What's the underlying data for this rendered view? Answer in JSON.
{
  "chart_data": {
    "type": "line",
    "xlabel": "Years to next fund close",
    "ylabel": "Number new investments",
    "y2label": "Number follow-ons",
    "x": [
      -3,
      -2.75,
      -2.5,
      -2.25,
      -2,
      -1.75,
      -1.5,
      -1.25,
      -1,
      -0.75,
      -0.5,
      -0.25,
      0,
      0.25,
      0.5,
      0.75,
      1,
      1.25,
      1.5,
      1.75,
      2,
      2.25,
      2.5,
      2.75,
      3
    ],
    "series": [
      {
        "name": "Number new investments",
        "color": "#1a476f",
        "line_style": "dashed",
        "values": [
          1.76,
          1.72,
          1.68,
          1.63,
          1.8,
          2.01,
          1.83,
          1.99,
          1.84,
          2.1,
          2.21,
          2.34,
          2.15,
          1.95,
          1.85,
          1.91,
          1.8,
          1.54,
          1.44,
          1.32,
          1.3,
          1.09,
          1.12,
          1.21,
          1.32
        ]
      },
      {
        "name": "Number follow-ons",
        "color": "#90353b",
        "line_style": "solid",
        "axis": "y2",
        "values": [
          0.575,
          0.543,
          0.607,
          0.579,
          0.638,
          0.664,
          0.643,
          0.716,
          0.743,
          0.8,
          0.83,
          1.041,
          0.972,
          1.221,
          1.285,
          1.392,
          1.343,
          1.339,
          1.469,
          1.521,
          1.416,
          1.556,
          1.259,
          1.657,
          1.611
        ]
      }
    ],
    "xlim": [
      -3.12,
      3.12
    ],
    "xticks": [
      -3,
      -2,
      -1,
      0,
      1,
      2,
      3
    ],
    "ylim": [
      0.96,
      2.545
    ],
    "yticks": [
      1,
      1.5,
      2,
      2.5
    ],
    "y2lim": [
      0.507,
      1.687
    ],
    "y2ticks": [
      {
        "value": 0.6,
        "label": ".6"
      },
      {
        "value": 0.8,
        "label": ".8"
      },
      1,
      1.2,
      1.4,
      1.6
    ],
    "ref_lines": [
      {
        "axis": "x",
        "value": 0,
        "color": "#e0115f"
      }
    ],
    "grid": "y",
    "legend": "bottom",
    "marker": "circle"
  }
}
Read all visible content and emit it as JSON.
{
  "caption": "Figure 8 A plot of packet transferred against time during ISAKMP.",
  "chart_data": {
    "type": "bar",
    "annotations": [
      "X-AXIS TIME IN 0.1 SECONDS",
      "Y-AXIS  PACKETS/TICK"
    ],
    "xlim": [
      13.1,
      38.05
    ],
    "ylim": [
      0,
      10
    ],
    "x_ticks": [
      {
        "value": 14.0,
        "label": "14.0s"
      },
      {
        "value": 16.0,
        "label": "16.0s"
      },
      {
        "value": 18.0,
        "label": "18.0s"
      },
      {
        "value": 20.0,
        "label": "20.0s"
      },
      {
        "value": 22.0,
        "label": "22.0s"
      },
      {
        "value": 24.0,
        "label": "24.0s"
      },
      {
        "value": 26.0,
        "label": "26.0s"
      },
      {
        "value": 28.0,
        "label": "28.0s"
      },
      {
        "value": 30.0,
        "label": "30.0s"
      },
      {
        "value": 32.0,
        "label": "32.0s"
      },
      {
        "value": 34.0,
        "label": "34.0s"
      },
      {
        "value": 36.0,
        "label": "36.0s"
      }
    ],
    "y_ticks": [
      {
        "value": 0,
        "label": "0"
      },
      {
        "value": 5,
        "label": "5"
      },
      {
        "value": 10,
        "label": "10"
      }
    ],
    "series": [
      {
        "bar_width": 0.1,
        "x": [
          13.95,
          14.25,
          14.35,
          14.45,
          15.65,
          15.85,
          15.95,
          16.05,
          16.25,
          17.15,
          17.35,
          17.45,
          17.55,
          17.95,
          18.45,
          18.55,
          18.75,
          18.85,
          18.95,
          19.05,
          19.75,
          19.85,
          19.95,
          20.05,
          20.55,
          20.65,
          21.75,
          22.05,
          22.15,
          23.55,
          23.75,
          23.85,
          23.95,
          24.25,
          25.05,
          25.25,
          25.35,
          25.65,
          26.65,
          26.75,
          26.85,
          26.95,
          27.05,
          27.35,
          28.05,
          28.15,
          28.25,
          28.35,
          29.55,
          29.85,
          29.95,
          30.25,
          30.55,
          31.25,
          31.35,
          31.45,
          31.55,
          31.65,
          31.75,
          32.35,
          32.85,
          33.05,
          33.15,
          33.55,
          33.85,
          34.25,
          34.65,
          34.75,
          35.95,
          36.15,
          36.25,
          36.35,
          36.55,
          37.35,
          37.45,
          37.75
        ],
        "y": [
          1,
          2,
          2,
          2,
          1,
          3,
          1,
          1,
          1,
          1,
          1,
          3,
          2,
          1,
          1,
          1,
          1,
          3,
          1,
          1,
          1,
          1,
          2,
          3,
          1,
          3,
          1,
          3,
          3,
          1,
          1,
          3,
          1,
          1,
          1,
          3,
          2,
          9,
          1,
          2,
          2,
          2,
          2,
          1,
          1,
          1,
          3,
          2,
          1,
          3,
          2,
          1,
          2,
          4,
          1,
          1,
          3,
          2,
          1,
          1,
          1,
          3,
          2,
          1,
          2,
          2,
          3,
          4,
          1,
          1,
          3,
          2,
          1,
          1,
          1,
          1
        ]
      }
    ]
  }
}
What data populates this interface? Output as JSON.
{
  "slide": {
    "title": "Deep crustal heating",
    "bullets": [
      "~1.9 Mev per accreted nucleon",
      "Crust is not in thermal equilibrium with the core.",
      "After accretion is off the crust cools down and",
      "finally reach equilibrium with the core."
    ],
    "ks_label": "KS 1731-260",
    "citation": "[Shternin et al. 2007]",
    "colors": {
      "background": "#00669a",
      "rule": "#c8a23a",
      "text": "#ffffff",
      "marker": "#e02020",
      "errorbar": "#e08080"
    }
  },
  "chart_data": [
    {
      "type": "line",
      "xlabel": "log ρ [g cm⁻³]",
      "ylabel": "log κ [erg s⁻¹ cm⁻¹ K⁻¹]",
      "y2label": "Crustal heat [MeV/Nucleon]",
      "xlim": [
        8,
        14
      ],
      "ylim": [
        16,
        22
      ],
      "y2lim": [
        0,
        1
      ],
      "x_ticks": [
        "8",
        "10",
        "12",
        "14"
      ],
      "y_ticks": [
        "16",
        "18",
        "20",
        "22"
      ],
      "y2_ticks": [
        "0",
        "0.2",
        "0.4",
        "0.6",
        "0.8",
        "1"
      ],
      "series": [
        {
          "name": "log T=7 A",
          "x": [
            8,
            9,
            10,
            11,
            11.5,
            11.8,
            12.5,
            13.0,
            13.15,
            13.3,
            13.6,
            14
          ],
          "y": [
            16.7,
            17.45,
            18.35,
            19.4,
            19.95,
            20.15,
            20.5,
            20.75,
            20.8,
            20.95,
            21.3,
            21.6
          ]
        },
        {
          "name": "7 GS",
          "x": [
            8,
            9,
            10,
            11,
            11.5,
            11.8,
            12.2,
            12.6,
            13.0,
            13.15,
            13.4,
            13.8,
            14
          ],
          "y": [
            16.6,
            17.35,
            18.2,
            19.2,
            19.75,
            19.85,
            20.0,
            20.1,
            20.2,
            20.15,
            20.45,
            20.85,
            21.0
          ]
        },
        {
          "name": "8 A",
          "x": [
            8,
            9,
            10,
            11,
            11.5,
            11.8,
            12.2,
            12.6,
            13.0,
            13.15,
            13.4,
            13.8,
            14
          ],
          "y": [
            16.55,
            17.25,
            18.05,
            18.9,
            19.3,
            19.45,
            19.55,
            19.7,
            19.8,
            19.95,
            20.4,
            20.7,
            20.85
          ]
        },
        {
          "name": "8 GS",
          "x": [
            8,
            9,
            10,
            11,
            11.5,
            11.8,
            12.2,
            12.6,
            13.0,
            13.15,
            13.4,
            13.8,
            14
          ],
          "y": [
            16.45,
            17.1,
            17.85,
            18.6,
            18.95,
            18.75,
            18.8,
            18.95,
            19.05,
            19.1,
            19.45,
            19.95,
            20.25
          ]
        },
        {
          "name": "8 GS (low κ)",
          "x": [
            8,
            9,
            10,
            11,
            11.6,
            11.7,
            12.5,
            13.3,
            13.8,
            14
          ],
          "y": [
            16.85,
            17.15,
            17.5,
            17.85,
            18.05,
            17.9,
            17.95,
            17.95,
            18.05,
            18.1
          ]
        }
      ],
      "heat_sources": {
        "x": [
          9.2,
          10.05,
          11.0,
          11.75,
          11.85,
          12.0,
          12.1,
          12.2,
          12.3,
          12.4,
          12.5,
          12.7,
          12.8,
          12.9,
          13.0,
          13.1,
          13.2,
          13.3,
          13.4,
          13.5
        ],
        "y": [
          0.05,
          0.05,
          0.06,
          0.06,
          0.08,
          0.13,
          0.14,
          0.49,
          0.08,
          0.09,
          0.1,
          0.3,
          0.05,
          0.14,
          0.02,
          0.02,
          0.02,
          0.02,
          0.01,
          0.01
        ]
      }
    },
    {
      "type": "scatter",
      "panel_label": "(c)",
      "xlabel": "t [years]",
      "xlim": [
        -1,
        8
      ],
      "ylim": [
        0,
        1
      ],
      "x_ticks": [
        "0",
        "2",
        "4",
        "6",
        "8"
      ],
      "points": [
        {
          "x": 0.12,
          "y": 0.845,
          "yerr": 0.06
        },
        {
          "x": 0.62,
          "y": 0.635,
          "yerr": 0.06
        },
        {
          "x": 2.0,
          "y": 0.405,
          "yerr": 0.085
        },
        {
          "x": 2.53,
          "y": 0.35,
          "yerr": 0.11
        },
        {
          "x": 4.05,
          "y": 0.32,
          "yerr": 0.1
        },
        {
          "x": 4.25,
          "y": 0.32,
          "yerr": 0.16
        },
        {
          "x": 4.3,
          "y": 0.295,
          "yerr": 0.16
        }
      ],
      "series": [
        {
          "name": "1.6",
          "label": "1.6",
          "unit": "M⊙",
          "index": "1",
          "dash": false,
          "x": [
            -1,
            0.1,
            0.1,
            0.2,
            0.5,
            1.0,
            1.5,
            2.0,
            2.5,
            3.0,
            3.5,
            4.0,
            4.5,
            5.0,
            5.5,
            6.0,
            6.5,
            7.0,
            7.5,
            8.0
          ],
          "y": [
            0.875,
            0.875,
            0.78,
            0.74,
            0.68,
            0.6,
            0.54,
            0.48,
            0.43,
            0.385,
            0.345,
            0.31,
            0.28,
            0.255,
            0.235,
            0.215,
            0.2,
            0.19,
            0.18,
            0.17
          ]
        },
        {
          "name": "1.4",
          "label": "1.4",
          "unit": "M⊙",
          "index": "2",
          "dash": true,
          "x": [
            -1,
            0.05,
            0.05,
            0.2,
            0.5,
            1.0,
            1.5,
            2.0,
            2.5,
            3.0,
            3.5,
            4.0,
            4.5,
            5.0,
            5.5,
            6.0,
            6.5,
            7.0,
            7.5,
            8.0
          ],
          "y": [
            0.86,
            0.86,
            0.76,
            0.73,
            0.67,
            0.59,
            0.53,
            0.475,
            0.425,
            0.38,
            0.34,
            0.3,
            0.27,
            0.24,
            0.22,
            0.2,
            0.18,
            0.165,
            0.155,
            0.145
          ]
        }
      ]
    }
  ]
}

• Task details
Gather each line from the listing above that holds "name".

• Response to the task
        "name": "Number new investments",
        "name": "Number follow-ons",
          "name": "log T=7 A",
          "name": "7 GS",
          "name": "8 A",
          "name": "8 GS",
          "name": "8 GS (low κ)",
          "name": "1.6",
          "name": "1.4",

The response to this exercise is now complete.